** Begin **

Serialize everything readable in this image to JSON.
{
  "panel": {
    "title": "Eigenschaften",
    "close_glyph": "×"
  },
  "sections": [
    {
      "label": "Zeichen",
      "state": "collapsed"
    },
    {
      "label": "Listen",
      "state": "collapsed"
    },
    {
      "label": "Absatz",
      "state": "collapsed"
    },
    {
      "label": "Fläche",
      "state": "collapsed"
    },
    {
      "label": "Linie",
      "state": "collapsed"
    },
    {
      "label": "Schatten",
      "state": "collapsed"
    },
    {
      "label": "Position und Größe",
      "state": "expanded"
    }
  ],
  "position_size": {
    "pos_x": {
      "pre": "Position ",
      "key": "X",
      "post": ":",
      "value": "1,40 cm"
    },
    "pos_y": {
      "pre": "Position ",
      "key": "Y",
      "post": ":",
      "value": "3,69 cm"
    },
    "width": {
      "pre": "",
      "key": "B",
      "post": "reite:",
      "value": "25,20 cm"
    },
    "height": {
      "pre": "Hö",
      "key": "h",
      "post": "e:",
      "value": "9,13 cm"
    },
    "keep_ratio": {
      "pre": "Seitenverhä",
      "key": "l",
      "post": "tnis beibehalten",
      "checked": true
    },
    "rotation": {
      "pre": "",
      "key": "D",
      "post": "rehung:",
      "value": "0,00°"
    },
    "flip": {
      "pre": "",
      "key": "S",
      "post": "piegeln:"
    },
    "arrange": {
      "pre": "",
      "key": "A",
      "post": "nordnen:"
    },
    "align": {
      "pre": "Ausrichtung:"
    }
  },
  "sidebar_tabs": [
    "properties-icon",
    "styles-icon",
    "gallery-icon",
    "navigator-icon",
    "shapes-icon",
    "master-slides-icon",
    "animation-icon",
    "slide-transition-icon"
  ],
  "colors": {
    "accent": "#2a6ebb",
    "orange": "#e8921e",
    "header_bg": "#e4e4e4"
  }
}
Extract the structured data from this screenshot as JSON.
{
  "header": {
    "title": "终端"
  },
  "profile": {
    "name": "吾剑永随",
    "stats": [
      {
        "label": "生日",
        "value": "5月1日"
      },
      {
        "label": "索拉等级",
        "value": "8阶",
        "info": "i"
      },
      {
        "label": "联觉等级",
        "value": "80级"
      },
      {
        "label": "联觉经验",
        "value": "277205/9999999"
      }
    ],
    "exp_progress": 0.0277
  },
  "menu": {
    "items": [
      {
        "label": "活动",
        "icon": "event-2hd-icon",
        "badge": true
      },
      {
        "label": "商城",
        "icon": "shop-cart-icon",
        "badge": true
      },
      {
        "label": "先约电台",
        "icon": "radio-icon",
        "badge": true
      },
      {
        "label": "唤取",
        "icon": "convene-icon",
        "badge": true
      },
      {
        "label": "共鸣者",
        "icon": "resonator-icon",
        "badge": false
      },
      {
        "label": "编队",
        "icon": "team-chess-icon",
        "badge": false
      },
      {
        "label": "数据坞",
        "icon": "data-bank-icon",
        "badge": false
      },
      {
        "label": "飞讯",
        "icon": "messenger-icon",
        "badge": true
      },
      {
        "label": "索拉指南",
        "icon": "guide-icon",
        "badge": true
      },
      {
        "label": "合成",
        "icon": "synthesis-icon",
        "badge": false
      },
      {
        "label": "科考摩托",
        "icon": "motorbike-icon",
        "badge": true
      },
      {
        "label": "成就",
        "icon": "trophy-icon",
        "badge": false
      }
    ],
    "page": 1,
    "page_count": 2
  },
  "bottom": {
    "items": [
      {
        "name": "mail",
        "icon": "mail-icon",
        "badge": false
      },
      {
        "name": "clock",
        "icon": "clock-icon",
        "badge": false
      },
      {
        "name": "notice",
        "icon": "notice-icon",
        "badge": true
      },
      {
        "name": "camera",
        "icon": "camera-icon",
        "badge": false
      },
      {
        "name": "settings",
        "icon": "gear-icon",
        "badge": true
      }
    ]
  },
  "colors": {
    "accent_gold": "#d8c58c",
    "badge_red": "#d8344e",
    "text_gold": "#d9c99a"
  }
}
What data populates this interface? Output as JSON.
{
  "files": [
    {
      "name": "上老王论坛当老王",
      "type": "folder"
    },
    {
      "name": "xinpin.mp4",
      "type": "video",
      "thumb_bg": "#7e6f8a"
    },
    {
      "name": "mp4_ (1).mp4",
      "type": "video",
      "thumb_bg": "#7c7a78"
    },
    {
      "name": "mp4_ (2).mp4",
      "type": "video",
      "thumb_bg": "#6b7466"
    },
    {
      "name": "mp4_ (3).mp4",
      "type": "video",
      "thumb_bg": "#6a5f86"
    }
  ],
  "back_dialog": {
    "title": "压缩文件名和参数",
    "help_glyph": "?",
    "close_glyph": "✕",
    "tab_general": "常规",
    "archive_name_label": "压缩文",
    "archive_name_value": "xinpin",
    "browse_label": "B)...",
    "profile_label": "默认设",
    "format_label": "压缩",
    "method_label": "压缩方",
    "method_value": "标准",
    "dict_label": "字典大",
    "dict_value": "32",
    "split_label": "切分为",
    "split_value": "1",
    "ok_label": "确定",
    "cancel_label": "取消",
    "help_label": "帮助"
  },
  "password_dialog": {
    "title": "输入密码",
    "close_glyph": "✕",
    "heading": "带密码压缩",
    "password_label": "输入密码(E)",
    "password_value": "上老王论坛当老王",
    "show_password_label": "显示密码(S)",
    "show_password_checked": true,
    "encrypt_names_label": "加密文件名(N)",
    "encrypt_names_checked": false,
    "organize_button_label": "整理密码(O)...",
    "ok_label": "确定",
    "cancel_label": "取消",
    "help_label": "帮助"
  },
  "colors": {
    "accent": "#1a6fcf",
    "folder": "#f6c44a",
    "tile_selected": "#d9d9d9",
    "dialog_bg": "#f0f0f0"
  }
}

** End **

Extract all of the material exactly as it is written.

Serialize everything readable in this image to JSON.
{
  "panel": {
    "title": "Eigenschaften",
    "close_glyph": "×"
  },
  "sections": [
    {
      "label": "Zeichen",
      "state": "collapsed"
    },
    {
      "label": "Listen",
      "state": "collapsed"
    },
    {
      "label": "Absatz",
      "state": "collapsed"
    },
    {
      "label": "Fläche",
      "state": "collapsed"
    },
    {
      "label": "Linie",
      "state": "collapsed"
    },
    {
      "label": "Schatten",
      "state": "collapsed"
    },
    {
      "label": "Position und Größe",
      "state": "expanded"
    }
  ],
  "position_size": {
    "pos_x": {
      "pre": "Position ",
      "key": "X",
      "post": ":",
      "value": "1,40 cm"
    },
    "pos_y": {
      "pre": "Position ",
      "key": "Y",
      "post": ":",
      "value": "3,69 cm"
    },
    "width": {
      "pre": "",
      "key": "B",
      "post": "reite:",
      "value": "25,20 cm"
    },
    "height": {
      "pre": "Hö",
      "key": "h",
      "post": "e:",
      "value": "9,13 cm"
    },
    "keep_ratio": {
      "pre": "Seitenverhä",
      "key": "l",
      "post": "tnis beibehalten",
      "checked": true
    },
    "rotation": {
      "pre": "",
      "key": "D",
      "post": "rehung:",
      "value": "0,00°"
    },
    "flip": {
      "pre": "",
      "key": "S",
      "post": "piegeln:"
    },
    "arrange": {
      "pre": "",
      "key": "A",
      "post": "nordnen:"
    },
    "align": {
      "pre": "Ausrichtung:"
    }
  },
  "sidebar_tabs": [
    "properties-icon",
    "styles-icon",
    "gallery-icon",
    "navigator-icon",
    "shapes-icon",
    "master-slides-icon",
    "animation-icon",
    "slide-transition-icon"
  ],
  "colors": {
    "accent": "#2a6ebb",
    "orange": "#e8921e",
    "header_bg": "#e4e4e4"
  }
}
Extract the structured data from this screenshot as JSON.
{
  "header": {
    "title": "终端"
  },
  "profile": {
    "name": "吾剑永随",
    "stats": [
      {
        "label": "生日",
        "value": "5月1日"
      },
      {
        "label": "索拉等级",
        "value": "8阶",
        "info": "i"
      },
      {
        "label": "联觉等级",
        "value": "80级"
      },
      {
        "label": "联觉经验",
        "value": "277205/9999999"
      }
    ],
    "exp_progress": 0.0277
  },
  "menu": {
    "items": [
      {
        "label": "活动",
        "icon": "event-2hd-icon",
        "badge": true
      },
      {
        "label": "商城",
        "icon": "shop-cart-icon",
        "badge": true
      },
      {
        "label": "先约电台",
        "icon": "radio-icon",
        "badge": true
      },
      {
        "label": "唤取",
        "icon": "convene-icon",
        "badge": true
      },
      {
        "label": "共鸣者",
        "icon": "resonator-icon",
        "badge": false
      },
      {
        "label": "编队",
        "icon": "team-chess-icon",
        "badge": false
      },
      {
        "label": "数据坞",
        "icon": "data-bank-icon",
        "badge": false
      },
      {
        "label": "飞讯",
        "icon": "messenger-icon",
        "badge": true
      },
      {
        "label": "索拉指南",
        "icon": "guide-icon",
        "badge": true
      },
      {
        "label": "合成",
        "icon": "synthesis-icon",
        "badge": false
      },
      {
        "label": "科考摩托",
        "icon": "motorbike-icon",
        "badge": true
      },
      {
        "label": "成就",
        "icon": "trophy-icon",
        "badge": false
      }
    ],
    "page": 1,
    "page_count": 2
  },
  "bottom": {
    "items": [
      {
        "name": "mail",
        "icon": "mail-icon",
        "badge": false
      },
      {
        "name": "clock",
        "icon": "clock-icon",
        "badge": false
      },
      {
        "name": "notice",
        "icon": "notice-icon",
        "badge": true
      },
      {
        "name": "camera",
        "icon": "camera-icon",
        "badge": false
      },
      {
        "name": "settings",
        "icon": "gear-icon",
        "badge": true
      }
    ]
  },
  "colors": {
    "accent_gold": "#d8c58c",
    "badge_red": "#d8344e",
    "text_gold": "#d9c99a"
  }
}
What data populates this interface? Output as JSON.
{
  "files": [
    {
      "name": "上老王论坛当老王",
      "type": "folder"
    },
    {
      "name": "xinpin.mp4",
      "type": "video",
      "thumb_bg": "#7e6f8a"
    },
    {
      "name": "mp4_ (1).mp4",
      "type": "video",
      "thumb_bg": "#7c7a78"
    },
    {
      "name": "mp4_ (2).mp4",
      "type": "video",
      "thumb_bg": "#6b7466"
    },
    {
      "name": "mp4_ (3).mp4",
      "type": "video",
      "thumb_bg": "#6a5f86"
    }
  ],
  "back_dialog": {
    "title": "压缩文件名和参数",
    "help_glyph": "?",
    "close_glyph": "✕",
    "tab_general": "常规",
    "archive_name_label": "压缩文",
    "archive_name_value": "xinpin",
    "browse_label": "B)...",
    "profile_label": "默认设",
    "format_label": "压缩",
    "method_label": "压缩方",
    "method_value": "标准",
    "dict_label": "字典大",
    "dict_value": "32",
    "split_label": "切分为",
    "split_value": "1",
    "ok_label": "确定",
    "cancel_label": "取消",
    "help_label": "帮助"
  },
  "password_dialog": {
    "title": "输入密码",
    "close_glyph": "✕",
    "heading": "带密码压缩",
    "password_label": "输入密码(E)",
    "password_value": "上老王论坛当老王",
    "show_password_label": "显示密码(S)",
    "show_password_checked": true,
    "encrypt_names_label": "加密文件名(N)",
    "encrypt_names_checked": false,
    "organize_button_label": "整理密码(O)...",
    "ok_label": "确定",
    "cancel_label": "取消",
    "help_label": "帮助"
  },
  "colors": {
    "accent": "#1a6fcf",
    "folder": "#f6c44a",
    "tile_selected": "#d9d9d9",
    "dialog_bg": "#f0f0f0"
  }
}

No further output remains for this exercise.